Exercise prompt: Figure out how many lines of the material below contain the word "Cancel". Answer with the number only.

Records provided:
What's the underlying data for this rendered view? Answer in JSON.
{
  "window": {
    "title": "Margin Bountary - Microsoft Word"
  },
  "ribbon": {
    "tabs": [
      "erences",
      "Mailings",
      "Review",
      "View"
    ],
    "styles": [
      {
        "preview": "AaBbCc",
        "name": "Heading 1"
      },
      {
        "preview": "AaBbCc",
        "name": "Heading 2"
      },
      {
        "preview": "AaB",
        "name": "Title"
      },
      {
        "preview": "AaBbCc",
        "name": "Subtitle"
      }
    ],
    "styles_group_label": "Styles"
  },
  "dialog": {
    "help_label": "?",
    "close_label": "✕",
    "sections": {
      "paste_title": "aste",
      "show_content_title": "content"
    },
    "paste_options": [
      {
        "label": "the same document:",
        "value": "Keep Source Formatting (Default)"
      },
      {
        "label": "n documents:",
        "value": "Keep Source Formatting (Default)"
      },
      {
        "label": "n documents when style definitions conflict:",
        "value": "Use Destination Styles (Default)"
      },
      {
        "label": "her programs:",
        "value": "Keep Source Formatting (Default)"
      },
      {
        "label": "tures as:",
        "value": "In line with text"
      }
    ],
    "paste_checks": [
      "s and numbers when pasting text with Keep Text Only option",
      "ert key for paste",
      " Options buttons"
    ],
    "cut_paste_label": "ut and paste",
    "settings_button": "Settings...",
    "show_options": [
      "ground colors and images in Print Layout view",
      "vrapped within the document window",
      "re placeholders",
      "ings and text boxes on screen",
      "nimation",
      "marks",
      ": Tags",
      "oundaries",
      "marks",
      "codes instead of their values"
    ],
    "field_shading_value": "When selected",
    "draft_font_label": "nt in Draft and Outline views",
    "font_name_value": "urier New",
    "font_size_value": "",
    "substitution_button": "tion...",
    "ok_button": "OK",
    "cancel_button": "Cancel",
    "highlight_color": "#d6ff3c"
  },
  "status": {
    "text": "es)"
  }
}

* * *

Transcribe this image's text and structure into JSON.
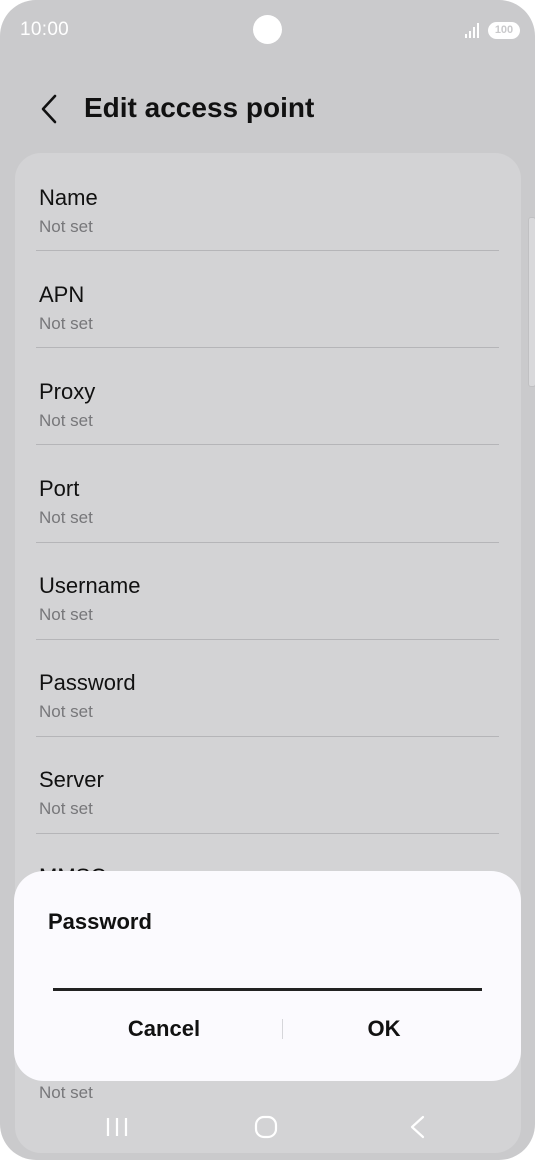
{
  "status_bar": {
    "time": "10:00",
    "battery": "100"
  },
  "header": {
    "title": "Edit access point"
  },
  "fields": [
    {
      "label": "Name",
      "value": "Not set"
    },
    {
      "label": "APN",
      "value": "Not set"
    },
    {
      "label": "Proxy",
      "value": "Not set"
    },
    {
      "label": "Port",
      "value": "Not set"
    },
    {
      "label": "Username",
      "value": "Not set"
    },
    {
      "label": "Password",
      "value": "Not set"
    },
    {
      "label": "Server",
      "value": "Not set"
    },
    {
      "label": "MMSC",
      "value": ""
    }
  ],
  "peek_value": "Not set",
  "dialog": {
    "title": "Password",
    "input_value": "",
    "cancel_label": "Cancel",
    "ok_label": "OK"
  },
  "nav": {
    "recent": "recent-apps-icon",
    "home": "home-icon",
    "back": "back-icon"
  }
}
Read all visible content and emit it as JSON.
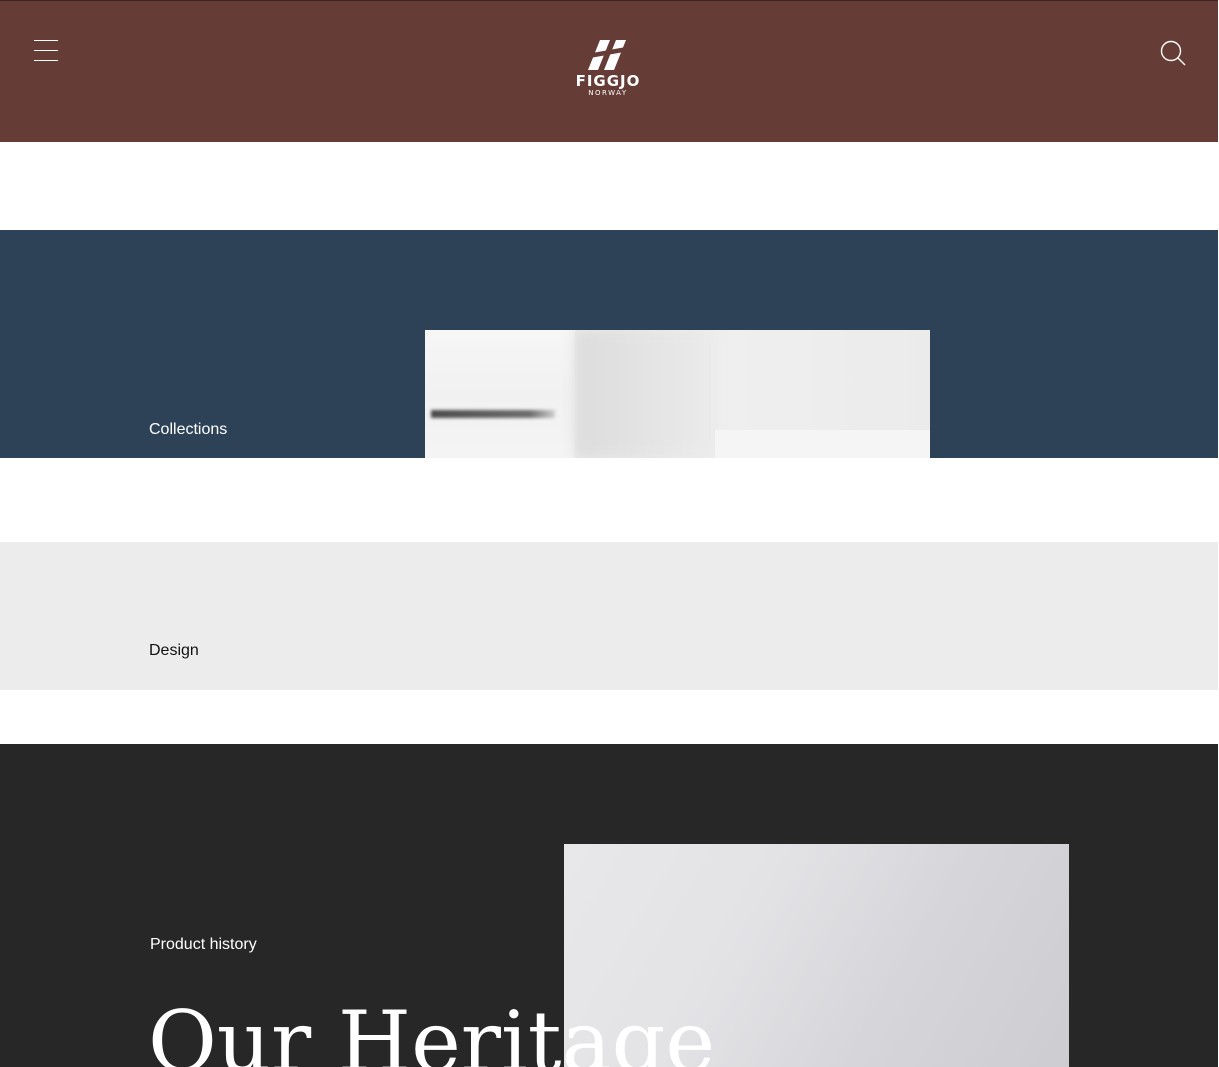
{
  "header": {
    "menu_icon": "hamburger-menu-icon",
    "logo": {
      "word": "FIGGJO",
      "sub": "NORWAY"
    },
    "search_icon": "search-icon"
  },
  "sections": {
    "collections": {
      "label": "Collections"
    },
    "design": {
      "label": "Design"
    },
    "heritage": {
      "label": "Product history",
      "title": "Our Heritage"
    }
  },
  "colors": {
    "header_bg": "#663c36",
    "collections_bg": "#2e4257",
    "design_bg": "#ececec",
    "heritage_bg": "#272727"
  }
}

==

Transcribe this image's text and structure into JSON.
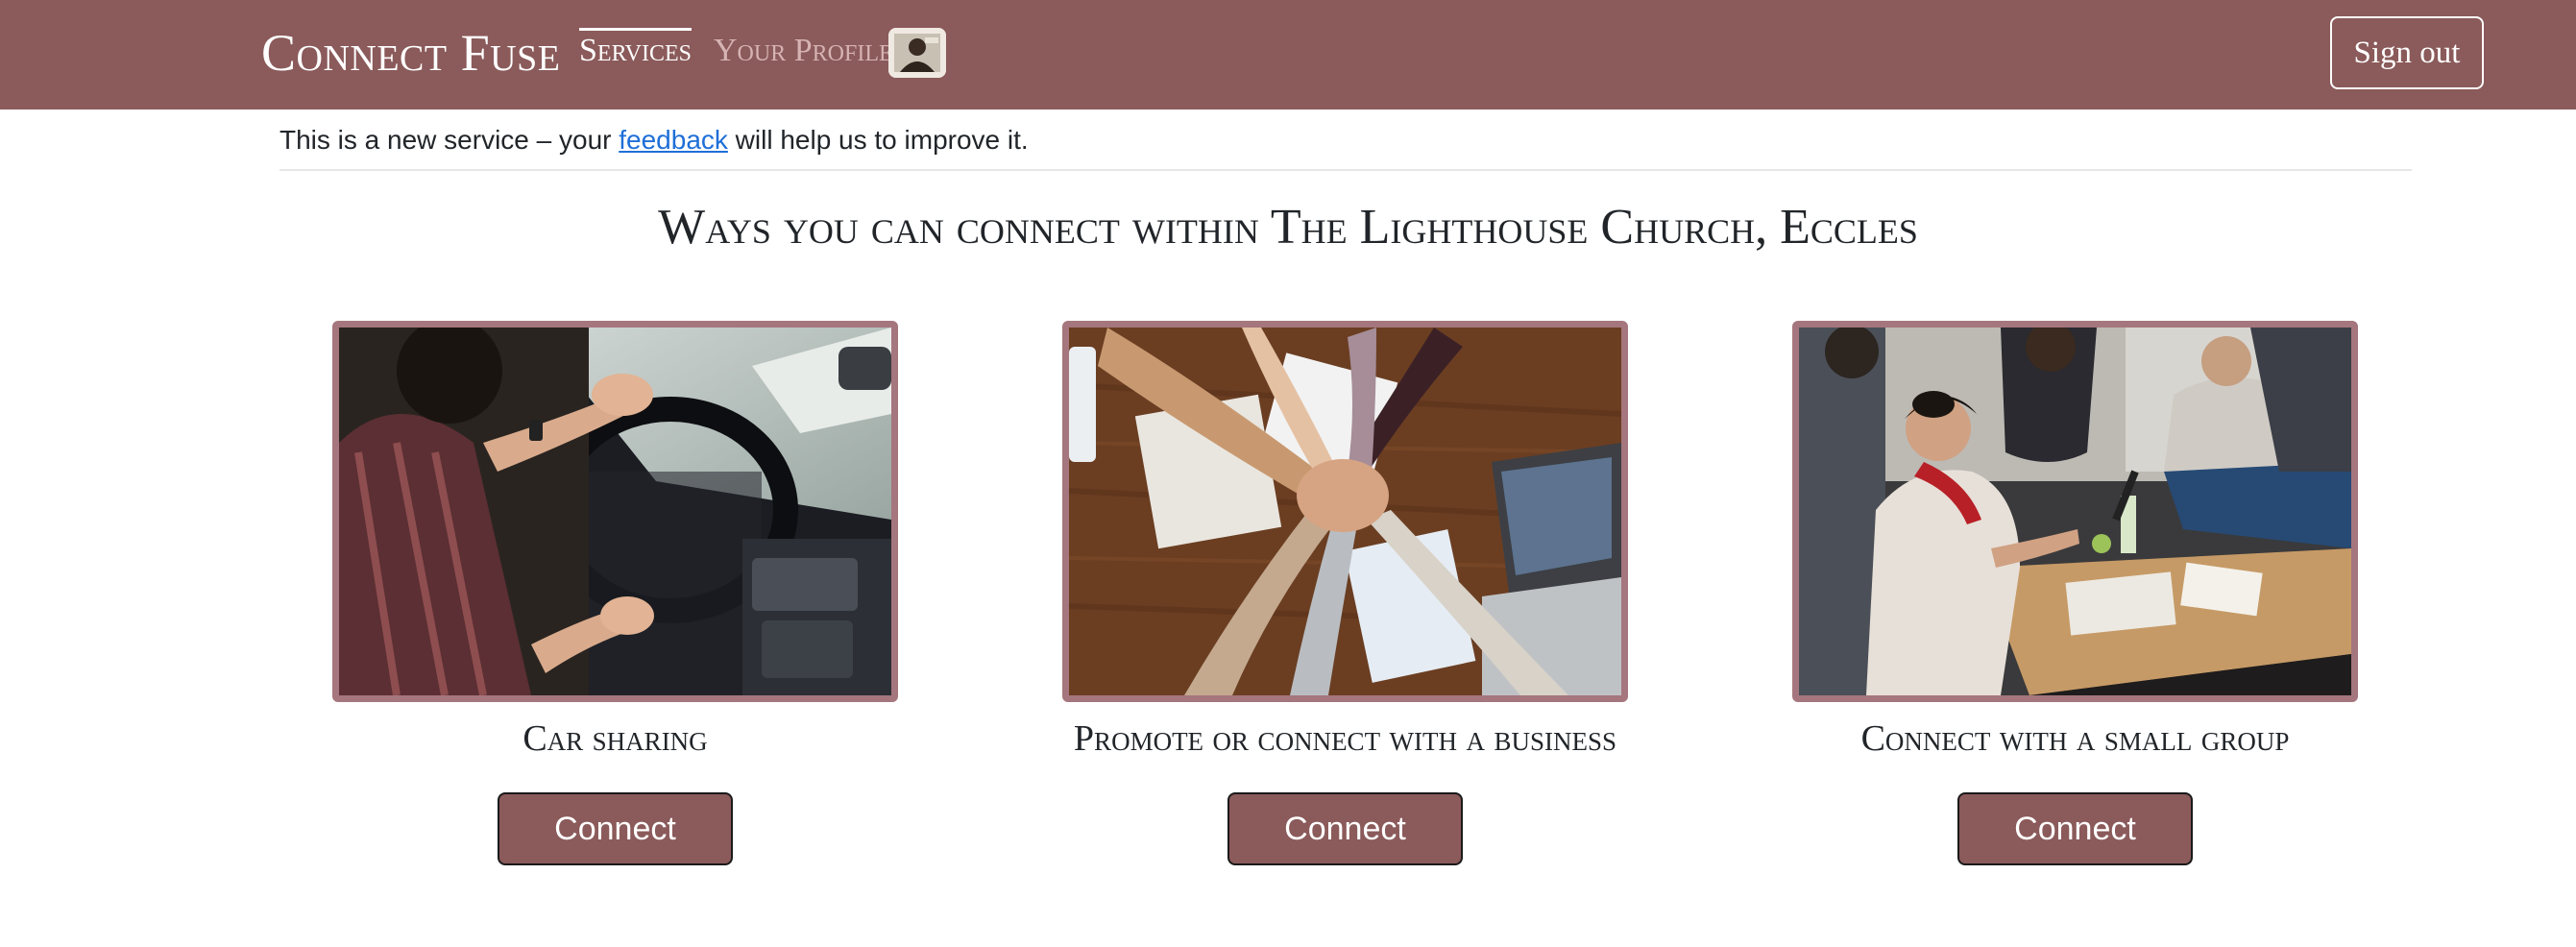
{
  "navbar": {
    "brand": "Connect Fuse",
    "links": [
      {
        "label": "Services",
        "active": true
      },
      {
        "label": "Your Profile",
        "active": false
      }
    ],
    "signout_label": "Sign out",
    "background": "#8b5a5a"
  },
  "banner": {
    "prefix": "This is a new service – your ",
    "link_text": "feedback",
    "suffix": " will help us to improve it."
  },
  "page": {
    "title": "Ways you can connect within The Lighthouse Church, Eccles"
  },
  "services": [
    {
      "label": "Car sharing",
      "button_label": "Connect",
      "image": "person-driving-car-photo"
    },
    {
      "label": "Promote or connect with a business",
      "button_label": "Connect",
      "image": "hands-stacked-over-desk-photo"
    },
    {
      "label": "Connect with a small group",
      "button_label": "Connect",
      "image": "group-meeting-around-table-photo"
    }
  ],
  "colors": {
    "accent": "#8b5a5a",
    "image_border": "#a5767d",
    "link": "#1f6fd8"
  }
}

Solved problem: 2